• Aim of the exercise:
All lines featuring the string "structure" are to be listed.
--- begin Dataset entries ---
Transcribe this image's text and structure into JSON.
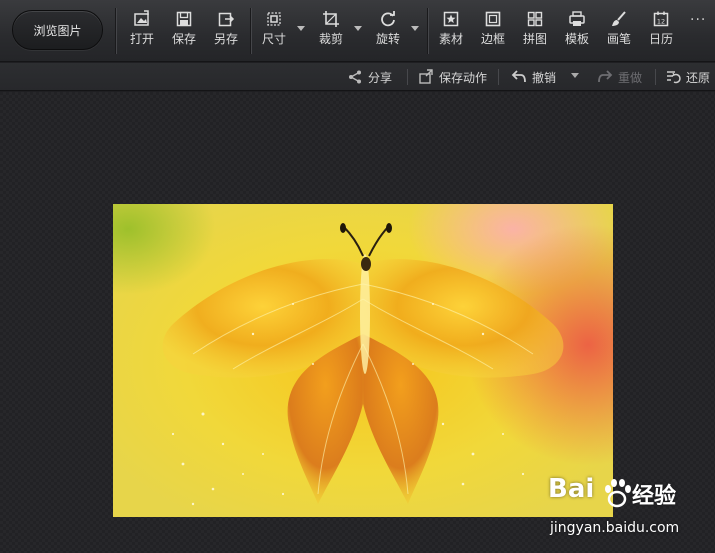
{
  "toolbar": {
    "browse_label": "浏览图片",
    "tools": [
      {
        "label": "打开"
      },
      {
        "label": "保存"
      },
      {
        "label": "另存"
      },
      {
        "label": "尺寸"
      },
      {
        "label": "裁剪"
      },
      {
        "label": "旋转"
      },
      {
        "label": "素材"
      },
      {
        "label": "边框"
      },
      {
        "label": "拼图"
      },
      {
        "label": "模板"
      },
      {
        "label": "画笔"
      },
      {
        "label": "日历"
      }
    ],
    "more": "···"
  },
  "subbar": {
    "share": "分享",
    "save_action": "保存动作",
    "undo": "撤销",
    "redo": "重做",
    "restore": "还原"
  },
  "watermark": {
    "logo_left": "Bai",
    "logo_right": "经验",
    "url": "jingyan.baidu.com"
  },
  "colors": {
    "toolbar_bg": "#2a2b2e",
    "canvas_bg": "#222225",
    "photo_yellow": "#f6c51c"
  }
}
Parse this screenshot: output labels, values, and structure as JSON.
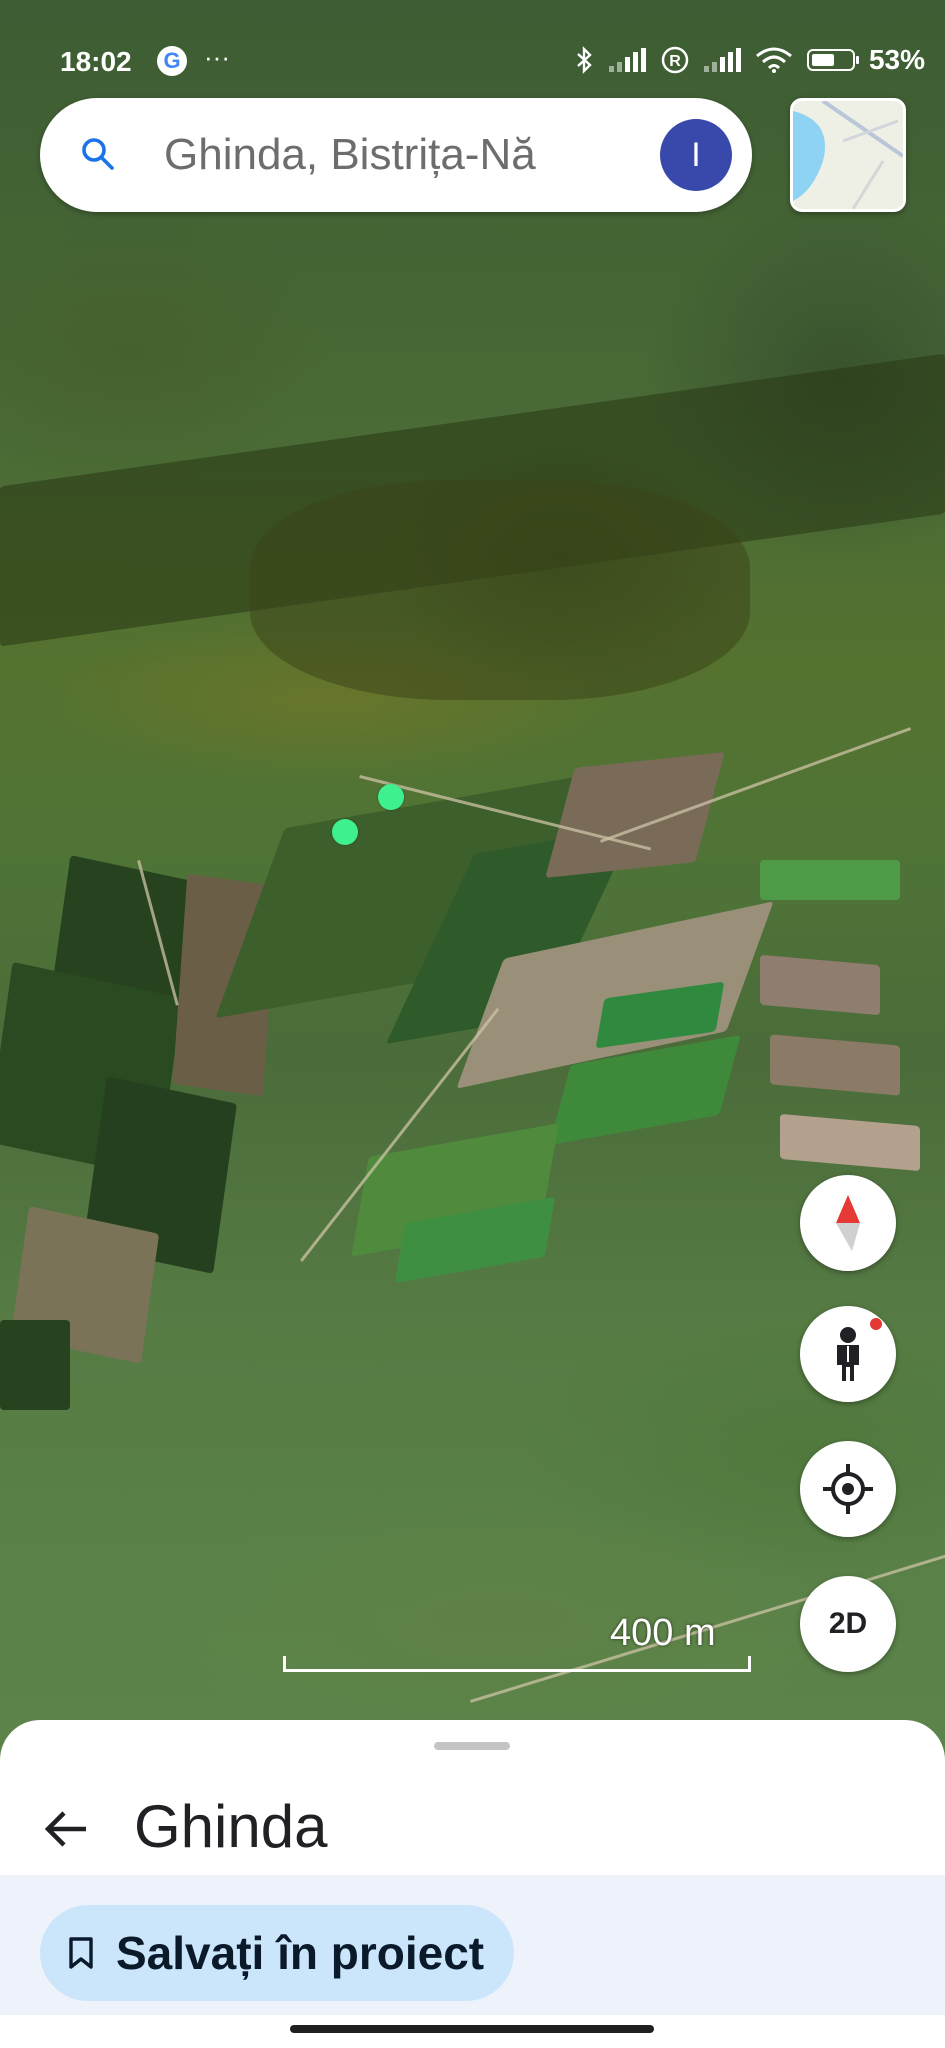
{
  "status_bar": {
    "time": "18:02",
    "google_icon": "G",
    "more_icon": "···",
    "battery_percent": "53%",
    "icons": [
      "bluetooth-icon",
      "signal-icon",
      "roaming-icon",
      "signal-icon",
      "wifi-icon",
      "battery-icon"
    ]
  },
  "search": {
    "query": "Ghinda, Bistrița-Nă",
    "avatar_initial": "I",
    "search_icon": "search-icon"
  },
  "map": {
    "layer_thumbnail": "map-layer-thumbnail",
    "scale_label": "400 m",
    "marker_color": "#3ff08f"
  },
  "controls": {
    "compass": "compass-icon",
    "street_view": "pegman-icon",
    "my_location": "my-location-icon",
    "view_mode": "2D"
  },
  "sheet": {
    "title": "Ghinda",
    "save_label": "Salvați în proiect",
    "accent_color": "#cbe6fb"
  }
}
--- end Dataset entries ---
• Solution for this problem:
Transcribe this image's text and structure into JSON.
Parse this screenshot: output labels, values, and structure as JSON.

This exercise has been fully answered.